--- start ---
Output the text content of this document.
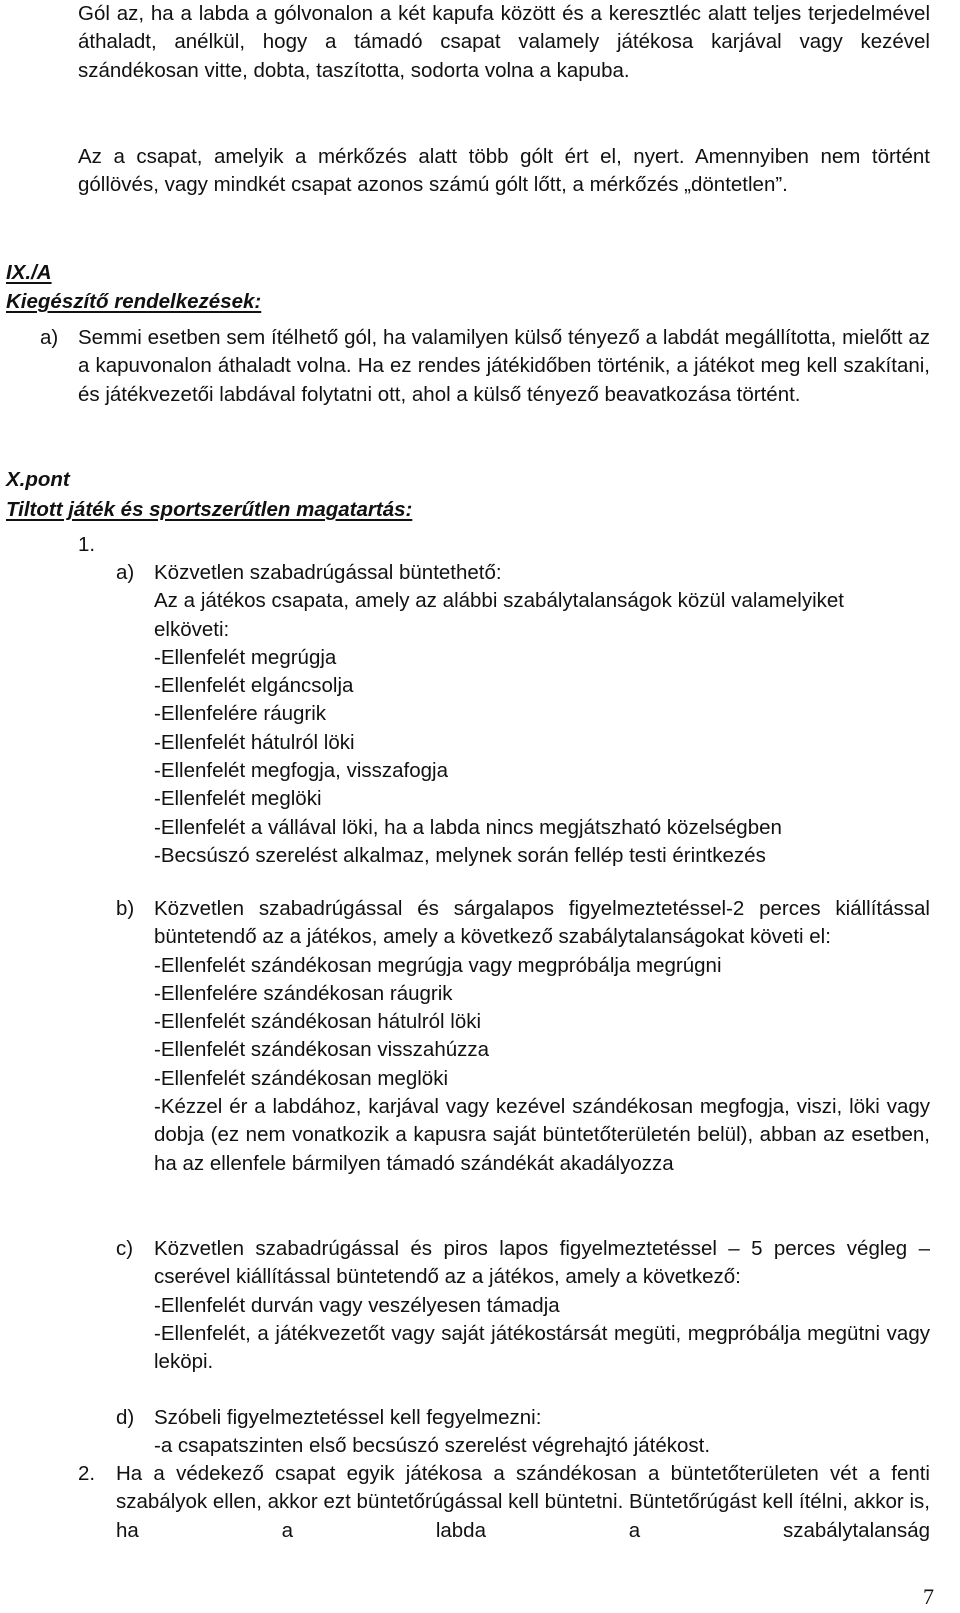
Gól az, ha a labda a gólvonalon a két kapufa között és a keresztléc alatt teljes terjedelmével áthaladt, anélkül, hogy a támadó csapat valamely játékosa karjával vagy kezével szándékosan vitte, dobta, taszította, sodorta volna a kapuba.

Az a csapat, amelyik a mérkőzés alatt több gólt ért el, nyert. Amennyiben nem történt góllövés, vagy mindkét csapat azonos számú gólt lőtt, a mérkőzés „döntetlen”.

IX./A
Kiegészítő rendelkezések:
a) Semmi esetben sem ítélhető gól, ha valamilyen külső tényező a labdát megállította, mielőtt az a kapuvonalon áthaladt volna. Ha ez rendes játékidőben történik, a játékot meg kell szakítani, és játékvezetői labdával folytatni ott, ahol a külső tényező beavatkozása történt.

X.pont
Tiltott játék és sportszerűtlen magatartás:
1.
a) Közvetlen szabadrúgással büntethető:

Az a játékos csapata, amely az alábbi szabálytalanságok közül valamelyiket elköveti:

-Ellenfelét megrúgja

-Ellenfelét elgáncsolja

-Ellenfelére ráugrik

-Ellenfelét hátulról löki

-Ellenfelét megfogja, visszafogja

-Ellenfelét meglöki

-Ellenfelét a vállával löki, ha a labda nincs megjátszható közelségben

-Becsúszó szerelést alkalmaz, melynek során fellép testi érintkezés

b) Közvetlen szabadrúgással és sárgalapos figyelmeztetéssel-2 perces kiállítással büntetendő az a játékos, amely a következő szabálytalanságokat követi el:

-Ellenfelét szándékosan megrúgja vagy megpróbálja megrúgni

-Ellenfelére szándékosan ráugrik

-Ellenfelét szándékosan hátulról löki

-Ellenfelét szándékosan visszahúzza

-Ellenfelét szándékosan meglöki

-Kézzel ér a labdához, karjával vagy kezével szándékosan megfogja, viszi, löki vagy dobja (ez nem vonatkozik a kapusra saját büntetőterületén belül), abban az esetben, ha az ellenfele bármilyen támadó szándékát akadályozza

c) Közvetlen szabadrúgással és piros lapos figyelmeztetéssel – 5 perces végleg – cserével kiállítással büntetendő az a játékos, amely a következő:

-Ellenfelét durván vagy veszélyesen támadja

-Ellenfelét, a játékvezetőt vagy saját játékostársát megüti, megpróbálja megütni vagy leköpi.

d) Szóbeli figyelmeztetéssel kell fegyelmezni:

-a csapatszinten első becsúszó szerelést végrehajtó játékost.

2. Ha a védekező csapat egyik játékosa a szándékosan a büntetőterületen vét a fenti szabályok ellen, akkor ezt büntetőrúgással kell büntetni. Büntetőrúgást kell ítélni, akkor is, ha a labda a szabálytalanság

7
--- end ---
[Problem details] Pull out all lines of the data with the string "Közvetlen".

[Task answer]
a) Közvetlen szabadrúgással büntethető:
b) Közvetlen szabadrúgással és sárgalapos figyelmeztetéssel-2 perces kiállítással büntetendő az a játékos, amely a következő szabálytalanságokat követi el:
c) Közvetlen szabadrúgással és piros lapos figyelmeztetéssel – 5 perces végleg – cserével kiállítással büntetendő az a játékos, amely a következő:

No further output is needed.